— Description of the task —
Find every line in the records below that holds the word "preparations" and copy it.

— Data lines —
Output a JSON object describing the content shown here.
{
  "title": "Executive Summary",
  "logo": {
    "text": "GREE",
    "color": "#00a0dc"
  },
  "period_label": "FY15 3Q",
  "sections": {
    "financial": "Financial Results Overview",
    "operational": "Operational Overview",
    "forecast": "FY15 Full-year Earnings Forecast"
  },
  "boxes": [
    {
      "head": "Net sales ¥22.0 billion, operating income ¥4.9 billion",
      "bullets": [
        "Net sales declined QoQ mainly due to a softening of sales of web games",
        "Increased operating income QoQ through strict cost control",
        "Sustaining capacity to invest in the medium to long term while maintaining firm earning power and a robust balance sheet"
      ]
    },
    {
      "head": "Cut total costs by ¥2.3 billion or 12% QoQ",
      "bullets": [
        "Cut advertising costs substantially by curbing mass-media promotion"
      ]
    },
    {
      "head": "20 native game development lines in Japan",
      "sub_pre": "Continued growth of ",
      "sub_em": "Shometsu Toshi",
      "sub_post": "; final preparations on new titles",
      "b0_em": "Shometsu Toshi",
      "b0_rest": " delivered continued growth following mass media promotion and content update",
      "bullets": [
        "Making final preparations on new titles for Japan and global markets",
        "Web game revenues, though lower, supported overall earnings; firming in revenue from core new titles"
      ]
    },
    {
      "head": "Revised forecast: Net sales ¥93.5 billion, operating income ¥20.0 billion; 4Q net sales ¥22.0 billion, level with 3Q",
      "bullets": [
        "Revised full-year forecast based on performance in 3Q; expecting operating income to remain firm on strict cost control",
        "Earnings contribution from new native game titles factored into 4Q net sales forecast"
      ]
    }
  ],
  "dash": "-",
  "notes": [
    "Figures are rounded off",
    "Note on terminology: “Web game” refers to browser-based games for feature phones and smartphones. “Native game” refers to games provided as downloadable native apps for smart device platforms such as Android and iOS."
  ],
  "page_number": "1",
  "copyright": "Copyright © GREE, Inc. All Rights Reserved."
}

— Response —
      "sub_post": "; final preparations on new titles",
        "Making final preparations on new titles for Japan and global markets",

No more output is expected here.